- Provided data:
_ _ _

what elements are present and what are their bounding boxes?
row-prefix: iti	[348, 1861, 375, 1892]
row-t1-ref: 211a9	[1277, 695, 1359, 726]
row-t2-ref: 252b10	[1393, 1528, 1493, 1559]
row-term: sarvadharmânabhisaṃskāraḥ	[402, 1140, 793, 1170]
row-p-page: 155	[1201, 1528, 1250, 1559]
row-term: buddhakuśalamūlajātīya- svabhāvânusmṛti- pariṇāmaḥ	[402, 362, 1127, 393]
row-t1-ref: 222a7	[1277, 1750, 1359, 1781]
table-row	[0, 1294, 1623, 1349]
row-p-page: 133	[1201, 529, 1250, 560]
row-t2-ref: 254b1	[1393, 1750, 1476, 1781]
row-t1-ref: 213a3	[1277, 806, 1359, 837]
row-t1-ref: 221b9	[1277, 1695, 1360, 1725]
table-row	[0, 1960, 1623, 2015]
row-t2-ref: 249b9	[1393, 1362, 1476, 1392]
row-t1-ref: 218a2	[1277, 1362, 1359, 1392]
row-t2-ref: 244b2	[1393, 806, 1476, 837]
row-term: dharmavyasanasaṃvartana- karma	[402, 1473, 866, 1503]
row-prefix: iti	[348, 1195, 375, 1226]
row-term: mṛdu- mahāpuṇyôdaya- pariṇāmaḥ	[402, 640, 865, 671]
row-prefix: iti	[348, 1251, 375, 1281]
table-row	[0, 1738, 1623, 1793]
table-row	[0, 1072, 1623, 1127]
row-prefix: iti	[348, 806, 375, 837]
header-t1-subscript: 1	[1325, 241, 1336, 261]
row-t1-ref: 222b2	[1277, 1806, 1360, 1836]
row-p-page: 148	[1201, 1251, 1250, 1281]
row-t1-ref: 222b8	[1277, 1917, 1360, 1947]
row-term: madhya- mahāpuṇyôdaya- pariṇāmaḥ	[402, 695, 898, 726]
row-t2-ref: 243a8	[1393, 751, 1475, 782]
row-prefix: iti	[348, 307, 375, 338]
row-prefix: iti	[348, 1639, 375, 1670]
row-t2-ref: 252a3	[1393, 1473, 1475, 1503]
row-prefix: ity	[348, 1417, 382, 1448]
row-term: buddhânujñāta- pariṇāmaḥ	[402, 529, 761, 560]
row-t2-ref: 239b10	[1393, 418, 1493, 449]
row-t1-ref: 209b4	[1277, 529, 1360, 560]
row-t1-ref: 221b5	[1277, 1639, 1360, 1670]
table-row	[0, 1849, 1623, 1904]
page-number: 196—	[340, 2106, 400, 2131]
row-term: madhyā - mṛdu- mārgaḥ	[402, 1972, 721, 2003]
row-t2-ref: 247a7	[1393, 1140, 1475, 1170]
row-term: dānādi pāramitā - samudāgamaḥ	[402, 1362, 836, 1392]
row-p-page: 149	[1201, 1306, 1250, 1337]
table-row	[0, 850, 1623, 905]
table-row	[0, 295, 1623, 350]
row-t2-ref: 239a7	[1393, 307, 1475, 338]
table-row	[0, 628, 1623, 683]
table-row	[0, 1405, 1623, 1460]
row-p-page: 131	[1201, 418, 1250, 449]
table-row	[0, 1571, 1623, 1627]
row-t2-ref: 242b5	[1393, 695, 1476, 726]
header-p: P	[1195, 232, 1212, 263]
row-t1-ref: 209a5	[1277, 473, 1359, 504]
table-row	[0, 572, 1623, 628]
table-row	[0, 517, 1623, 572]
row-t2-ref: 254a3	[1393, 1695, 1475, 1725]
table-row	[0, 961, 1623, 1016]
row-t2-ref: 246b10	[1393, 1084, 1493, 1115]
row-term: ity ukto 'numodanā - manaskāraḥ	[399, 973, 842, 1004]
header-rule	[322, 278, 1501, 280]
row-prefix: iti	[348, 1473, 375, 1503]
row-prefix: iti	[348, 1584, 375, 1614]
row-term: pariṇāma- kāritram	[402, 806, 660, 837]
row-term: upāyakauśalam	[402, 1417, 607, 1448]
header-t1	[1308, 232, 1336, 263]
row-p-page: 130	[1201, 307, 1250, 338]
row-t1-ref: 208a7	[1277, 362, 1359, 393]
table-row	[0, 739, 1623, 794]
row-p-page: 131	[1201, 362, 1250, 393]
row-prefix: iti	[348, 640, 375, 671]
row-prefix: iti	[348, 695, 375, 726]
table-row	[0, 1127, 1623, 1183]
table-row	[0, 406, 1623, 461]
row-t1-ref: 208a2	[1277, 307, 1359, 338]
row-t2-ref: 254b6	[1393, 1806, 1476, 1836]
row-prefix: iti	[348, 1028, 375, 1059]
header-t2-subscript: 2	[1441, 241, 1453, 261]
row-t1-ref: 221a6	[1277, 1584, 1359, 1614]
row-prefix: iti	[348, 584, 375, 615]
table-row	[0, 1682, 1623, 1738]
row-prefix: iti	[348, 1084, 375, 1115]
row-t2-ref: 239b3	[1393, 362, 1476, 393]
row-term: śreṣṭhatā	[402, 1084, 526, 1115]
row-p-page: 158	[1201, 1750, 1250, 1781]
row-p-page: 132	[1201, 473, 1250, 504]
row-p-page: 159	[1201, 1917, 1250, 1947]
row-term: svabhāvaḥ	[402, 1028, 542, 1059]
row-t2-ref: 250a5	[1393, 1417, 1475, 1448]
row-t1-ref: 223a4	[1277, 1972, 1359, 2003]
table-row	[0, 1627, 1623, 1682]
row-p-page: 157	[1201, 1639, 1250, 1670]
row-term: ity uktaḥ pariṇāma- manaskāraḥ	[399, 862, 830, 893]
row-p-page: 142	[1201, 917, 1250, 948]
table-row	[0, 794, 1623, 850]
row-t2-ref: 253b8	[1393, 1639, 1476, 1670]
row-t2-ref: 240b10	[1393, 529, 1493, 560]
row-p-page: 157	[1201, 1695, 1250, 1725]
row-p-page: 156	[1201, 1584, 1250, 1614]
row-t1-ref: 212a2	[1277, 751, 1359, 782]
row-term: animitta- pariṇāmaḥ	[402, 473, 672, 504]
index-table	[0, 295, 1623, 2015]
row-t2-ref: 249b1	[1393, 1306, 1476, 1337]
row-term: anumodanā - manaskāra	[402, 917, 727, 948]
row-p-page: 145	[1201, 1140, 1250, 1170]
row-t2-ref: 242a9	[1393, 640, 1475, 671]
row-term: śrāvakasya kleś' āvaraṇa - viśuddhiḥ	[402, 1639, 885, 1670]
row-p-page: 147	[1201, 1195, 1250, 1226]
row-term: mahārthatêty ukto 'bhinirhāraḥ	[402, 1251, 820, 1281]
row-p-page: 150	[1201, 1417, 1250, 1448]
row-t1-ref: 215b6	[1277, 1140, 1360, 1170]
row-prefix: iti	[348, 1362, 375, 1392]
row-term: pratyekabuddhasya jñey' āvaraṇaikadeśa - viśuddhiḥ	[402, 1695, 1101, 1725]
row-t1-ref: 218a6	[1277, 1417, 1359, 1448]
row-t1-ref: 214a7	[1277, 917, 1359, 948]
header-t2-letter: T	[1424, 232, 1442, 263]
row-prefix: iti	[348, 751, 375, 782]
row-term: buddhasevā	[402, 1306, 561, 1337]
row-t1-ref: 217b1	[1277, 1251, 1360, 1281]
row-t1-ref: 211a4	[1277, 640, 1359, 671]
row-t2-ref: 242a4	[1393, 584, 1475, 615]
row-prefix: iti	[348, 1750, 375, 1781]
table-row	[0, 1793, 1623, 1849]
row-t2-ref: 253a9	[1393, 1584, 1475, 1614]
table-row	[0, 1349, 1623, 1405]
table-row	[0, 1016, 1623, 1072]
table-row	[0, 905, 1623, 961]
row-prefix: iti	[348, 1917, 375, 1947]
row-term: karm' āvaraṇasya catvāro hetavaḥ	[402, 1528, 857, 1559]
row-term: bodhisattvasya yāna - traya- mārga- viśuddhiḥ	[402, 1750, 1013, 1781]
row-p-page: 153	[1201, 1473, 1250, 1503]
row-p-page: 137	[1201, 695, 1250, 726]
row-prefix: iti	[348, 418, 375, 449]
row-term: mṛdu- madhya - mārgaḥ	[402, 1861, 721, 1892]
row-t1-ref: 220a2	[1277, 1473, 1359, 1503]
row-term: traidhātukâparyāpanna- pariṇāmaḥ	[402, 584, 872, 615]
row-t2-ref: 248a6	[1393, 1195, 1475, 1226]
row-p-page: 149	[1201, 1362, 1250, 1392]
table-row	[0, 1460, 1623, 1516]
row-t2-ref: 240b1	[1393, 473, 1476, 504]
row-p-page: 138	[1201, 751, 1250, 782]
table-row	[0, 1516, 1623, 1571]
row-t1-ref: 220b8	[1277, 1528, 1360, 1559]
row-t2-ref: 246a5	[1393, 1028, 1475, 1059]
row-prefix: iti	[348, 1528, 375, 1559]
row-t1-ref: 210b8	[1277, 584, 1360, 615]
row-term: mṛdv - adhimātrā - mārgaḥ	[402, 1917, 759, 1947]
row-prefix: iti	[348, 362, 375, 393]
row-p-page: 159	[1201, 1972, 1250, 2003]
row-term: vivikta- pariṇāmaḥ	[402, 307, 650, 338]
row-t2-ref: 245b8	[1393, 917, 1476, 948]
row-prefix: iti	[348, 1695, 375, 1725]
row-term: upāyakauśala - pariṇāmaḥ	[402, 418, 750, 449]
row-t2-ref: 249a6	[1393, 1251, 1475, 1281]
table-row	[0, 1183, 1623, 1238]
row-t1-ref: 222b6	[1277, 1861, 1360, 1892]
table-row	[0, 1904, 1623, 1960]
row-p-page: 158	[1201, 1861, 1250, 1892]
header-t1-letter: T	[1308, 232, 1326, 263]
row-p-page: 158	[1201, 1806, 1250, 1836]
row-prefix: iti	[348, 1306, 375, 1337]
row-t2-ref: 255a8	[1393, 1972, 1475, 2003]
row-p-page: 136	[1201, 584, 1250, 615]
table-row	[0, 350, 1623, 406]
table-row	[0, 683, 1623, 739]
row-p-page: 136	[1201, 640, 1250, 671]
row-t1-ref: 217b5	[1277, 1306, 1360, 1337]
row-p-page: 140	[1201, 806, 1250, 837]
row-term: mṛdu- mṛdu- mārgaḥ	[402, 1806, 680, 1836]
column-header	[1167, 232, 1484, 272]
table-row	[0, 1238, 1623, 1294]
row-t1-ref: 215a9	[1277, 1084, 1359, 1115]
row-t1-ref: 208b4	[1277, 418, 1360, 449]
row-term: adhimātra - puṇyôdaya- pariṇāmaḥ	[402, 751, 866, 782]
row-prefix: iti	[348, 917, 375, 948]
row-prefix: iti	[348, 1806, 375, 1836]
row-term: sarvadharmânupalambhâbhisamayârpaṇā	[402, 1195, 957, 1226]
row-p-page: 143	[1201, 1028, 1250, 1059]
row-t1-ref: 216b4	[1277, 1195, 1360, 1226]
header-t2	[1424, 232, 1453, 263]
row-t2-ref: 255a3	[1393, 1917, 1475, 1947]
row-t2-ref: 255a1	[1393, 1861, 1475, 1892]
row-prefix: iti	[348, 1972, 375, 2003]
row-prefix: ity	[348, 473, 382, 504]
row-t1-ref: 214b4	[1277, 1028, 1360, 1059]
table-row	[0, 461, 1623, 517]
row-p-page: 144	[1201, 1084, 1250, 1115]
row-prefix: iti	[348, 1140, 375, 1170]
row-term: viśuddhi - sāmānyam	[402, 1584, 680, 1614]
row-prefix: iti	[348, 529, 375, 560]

_ _ _

- The task: Copy out the listing above word for word, from its first line through the line containing "1417, 382, 1448]".

- Solution:
what elements are present and what are their bounding boxes?
row-prefix: iti	[348, 1861, 375, 1892]
row-t1-ref: 211a9	[1277, 695, 1359, 726]
row-t2-ref: 252b10	[1393, 1528, 1493, 1559]
row-term: sarvadharmânabhisaṃskāraḥ	[402, 1140, 793, 1170]
row-p-page: 155	[1201, 1528, 1250, 1559]
row-term: buddhakuśalamūlajātīya- svabhāvânusmṛti- pariṇāmaḥ	[402, 362, 1127, 393]
row-t1-ref: 222a7	[1277, 1750, 1359, 1781]
table-row	[0, 1294, 1623, 1349]
row-p-page: 133	[1201, 529, 1250, 560]
row-t2-ref: 254b1	[1393, 1750, 1476, 1781]
row-t1-ref: 213a3	[1277, 806, 1359, 837]
row-t1-ref: 221b9	[1277, 1695, 1360, 1725]
table-row	[0, 1960, 1623, 2015]
row-t2-ref: 249b9	[1393, 1362, 1476, 1392]
row-t1-ref: 218a2	[1277, 1362, 1359, 1392]
row-t2-ref: 244b2	[1393, 806, 1476, 837]
row-term: dharmavyasanasaṃvartana- karma	[402, 1473, 866, 1503]
row-prefix: iti	[348, 1195, 375, 1226]
row-term: mṛdu- mahāpuṇyôdaya- pariṇāmaḥ	[402, 640, 865, 671]
row-prefix: iti	[348, 1251, 375, 1281]
table-row	[0, 1738, 1623, 1793]
table-row	[0, 1072, 1623, 1127]
row-prefix: iti	[348, 806, 375, 837]
header-t1-subscript: 1	[1325, 241, 1336, 261]
row-t1-ref: 222b2	[1277, 1806, 1360, 1836]
row-p-page: 148	[1201, 1251, 1250, 1281]
row-t1-ref: 222b8	[1277, 1917, 1360, 1947]
row-term: madhya- mahāpuṇyôdaya- pariṇāmaḥ	[402, 695, 898, 726]
row-t2-ref: 243a8	[1393, 751, 1475, 782]
row-prefix: iti	[348, 307, 375, 338]
row-prefix: iti	[348, 1639, 375, 1670]
row-t2-ref: 252a3	[1393, 1473, 1475, 1503]
row-prefix: ity	[348, 1417, 382, 1448]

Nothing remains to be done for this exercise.